Locate the line containing "Parse this screenshot: output" in the data below. Reproduce it and every following line up to the end, exactly as given.

··· PROVIDED INFORMATION ···

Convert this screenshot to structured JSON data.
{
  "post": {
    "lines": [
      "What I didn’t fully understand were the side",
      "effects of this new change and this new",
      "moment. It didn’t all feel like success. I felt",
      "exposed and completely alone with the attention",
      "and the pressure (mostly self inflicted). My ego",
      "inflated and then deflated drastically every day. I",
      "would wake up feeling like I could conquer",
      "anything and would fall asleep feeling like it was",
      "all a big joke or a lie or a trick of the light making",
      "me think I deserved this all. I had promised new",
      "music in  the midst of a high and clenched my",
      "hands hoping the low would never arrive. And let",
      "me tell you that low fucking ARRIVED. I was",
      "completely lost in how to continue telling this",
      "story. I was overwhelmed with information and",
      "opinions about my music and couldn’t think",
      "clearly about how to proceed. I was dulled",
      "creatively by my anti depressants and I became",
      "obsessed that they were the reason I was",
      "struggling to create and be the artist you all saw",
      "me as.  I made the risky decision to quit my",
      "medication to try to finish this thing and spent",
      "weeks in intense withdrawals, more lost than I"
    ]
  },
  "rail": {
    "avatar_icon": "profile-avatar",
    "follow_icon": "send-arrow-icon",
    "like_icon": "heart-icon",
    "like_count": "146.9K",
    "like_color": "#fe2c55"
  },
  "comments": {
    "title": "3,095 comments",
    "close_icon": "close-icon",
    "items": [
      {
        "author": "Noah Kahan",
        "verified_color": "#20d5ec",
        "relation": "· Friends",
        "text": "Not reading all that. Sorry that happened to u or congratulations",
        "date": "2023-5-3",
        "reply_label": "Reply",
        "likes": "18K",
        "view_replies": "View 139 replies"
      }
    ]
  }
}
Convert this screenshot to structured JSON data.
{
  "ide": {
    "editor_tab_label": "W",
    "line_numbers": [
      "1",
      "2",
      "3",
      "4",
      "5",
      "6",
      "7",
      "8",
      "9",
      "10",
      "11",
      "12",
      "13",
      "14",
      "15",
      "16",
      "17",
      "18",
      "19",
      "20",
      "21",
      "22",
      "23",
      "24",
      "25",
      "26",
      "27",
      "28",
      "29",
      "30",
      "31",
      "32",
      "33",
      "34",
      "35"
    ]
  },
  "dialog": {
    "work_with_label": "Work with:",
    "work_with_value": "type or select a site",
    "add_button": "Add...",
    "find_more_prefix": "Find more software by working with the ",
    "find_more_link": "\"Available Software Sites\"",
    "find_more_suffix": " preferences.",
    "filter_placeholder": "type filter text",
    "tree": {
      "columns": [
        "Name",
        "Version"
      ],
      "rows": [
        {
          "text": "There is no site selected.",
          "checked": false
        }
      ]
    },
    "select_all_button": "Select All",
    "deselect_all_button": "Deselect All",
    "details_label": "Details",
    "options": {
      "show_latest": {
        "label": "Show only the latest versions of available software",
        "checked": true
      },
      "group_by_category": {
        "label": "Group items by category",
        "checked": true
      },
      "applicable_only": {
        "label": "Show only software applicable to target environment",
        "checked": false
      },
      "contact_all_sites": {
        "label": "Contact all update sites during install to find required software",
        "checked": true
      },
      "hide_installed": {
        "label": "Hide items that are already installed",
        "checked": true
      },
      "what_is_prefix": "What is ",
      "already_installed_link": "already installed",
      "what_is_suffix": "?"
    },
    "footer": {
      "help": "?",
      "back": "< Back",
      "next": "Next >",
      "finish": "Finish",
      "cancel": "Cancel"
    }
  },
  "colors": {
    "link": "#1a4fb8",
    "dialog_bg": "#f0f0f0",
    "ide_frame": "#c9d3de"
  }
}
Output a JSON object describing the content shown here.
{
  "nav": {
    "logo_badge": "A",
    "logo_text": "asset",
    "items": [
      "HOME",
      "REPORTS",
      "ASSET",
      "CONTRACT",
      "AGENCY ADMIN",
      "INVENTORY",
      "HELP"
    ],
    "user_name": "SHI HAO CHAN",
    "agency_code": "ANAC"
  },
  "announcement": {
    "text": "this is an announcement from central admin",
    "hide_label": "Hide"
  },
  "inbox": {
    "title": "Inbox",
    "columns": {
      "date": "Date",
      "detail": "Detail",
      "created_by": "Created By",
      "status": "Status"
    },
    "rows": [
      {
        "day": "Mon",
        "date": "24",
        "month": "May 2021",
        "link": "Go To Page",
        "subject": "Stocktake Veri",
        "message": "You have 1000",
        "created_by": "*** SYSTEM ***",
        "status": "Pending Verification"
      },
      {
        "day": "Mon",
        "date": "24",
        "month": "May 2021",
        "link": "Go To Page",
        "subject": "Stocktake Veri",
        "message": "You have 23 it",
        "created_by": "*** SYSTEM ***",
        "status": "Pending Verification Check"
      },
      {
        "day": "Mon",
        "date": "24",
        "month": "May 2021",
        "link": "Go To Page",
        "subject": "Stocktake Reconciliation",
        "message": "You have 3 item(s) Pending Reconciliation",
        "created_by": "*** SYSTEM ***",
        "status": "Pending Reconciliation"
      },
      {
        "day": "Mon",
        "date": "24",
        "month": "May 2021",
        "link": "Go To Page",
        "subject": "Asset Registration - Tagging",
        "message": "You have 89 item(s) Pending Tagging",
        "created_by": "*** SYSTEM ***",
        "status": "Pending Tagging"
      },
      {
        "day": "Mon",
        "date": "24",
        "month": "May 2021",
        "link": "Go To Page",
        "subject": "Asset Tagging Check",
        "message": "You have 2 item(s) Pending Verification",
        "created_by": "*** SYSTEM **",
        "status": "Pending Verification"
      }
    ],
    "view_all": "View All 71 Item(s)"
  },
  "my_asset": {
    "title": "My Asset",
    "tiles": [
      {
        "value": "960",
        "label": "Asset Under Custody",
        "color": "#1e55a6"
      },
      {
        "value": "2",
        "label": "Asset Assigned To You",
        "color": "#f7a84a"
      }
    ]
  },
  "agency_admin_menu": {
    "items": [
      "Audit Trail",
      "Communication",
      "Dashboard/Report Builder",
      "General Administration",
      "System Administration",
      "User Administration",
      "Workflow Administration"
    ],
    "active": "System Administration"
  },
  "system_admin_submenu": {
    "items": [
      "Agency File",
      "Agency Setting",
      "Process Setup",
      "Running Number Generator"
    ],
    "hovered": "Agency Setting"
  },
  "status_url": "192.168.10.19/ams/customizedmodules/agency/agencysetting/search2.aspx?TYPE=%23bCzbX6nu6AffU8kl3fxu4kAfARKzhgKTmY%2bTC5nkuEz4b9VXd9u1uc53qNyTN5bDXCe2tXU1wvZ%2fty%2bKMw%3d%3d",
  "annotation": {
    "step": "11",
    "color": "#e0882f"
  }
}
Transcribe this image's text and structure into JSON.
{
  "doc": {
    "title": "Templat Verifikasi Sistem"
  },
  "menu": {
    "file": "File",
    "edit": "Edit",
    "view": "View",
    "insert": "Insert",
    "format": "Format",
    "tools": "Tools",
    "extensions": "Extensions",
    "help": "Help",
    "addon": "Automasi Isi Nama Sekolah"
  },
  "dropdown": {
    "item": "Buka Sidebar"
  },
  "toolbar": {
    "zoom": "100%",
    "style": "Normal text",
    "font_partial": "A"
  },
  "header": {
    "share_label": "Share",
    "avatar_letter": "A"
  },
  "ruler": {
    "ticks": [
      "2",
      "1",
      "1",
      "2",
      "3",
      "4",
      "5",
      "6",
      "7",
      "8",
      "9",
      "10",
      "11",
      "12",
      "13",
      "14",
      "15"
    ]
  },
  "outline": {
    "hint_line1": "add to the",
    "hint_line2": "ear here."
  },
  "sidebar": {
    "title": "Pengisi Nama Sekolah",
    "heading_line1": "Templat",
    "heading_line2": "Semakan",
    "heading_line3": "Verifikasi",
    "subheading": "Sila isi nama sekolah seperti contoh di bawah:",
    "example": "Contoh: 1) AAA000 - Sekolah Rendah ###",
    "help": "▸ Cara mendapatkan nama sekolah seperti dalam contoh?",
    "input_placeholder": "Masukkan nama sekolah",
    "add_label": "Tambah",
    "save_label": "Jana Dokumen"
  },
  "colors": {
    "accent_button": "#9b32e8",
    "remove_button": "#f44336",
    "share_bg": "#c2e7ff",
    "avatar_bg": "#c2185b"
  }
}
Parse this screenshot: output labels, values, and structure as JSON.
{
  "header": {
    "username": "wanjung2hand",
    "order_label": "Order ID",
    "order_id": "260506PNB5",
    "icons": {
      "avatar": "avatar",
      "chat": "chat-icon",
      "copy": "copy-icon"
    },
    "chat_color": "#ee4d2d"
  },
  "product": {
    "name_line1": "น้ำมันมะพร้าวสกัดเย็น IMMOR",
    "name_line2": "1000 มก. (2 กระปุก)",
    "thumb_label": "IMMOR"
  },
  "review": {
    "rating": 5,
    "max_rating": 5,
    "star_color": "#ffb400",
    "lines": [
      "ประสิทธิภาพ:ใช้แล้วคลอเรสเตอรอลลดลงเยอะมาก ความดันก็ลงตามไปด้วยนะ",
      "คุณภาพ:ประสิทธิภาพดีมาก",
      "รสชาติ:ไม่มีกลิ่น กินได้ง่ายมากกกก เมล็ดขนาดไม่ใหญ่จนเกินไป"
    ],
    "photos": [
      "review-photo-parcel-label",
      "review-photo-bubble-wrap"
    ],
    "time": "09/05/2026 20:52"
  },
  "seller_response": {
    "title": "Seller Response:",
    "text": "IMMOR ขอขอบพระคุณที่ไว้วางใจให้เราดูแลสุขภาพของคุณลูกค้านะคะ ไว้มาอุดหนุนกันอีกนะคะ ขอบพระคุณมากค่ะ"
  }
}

···

> **ANSWER FOR THE TASK**:
Parse this screenshot: output labels, values, and structure as JSON.
{
  "header": {
    "username": "wanjung2hand",
    "order_label": "Order ID",
    "order_id": "260506PNB5",
    "icons": {
      "avatar": "avatar",
      "chat": "chat-icon",
      "copy": "copy-icon"
    },
    "chat_color": "#ee4d2d"
  },
  "product": {
    "name_line1": "น้ำมันมะพร้าวสกัดเย็น IMMOR",
    "name_line2": "1000 มก. (2 กระปุก)",
    "thumb_label": "IMMOR"
  },
  "review": {
    "rating": 5,
    "max_rating": 5,
    "star_color": "#ffb400",
    "lines": [
      "ประสิทธิภาพ:ใช้แล้วคลอเรสเตอรอลลดลงเยอะมาก ความดันก็ลงตามไปด้วยนะ",
      "คุณภาพ:ประสิทธิภาพดีมาก",
      "รสชาติ:ไม่มีกลิ่น กินได้ง่ายมากกกก เมล็ดขนาดไม่ใหญ่จนเกินไป"
    ],
    "photos": [
      "review-photo-parcel-label",
      "review-photo-bubble-wrap"
    ],
    "time": "09/05/2026 20:52"
  },
  "seller_response": {
    "title": "Seller Response:",
    "text": "IMMOR ขอขอบพระคุณที่ไว้วางใจให้เราดูแลสุขภาพของคุณลูกค้านะคะ ไว้มาอุดหนุนกันอีกนะคะ ขอบพระคุณมากค่ะ"
  }
}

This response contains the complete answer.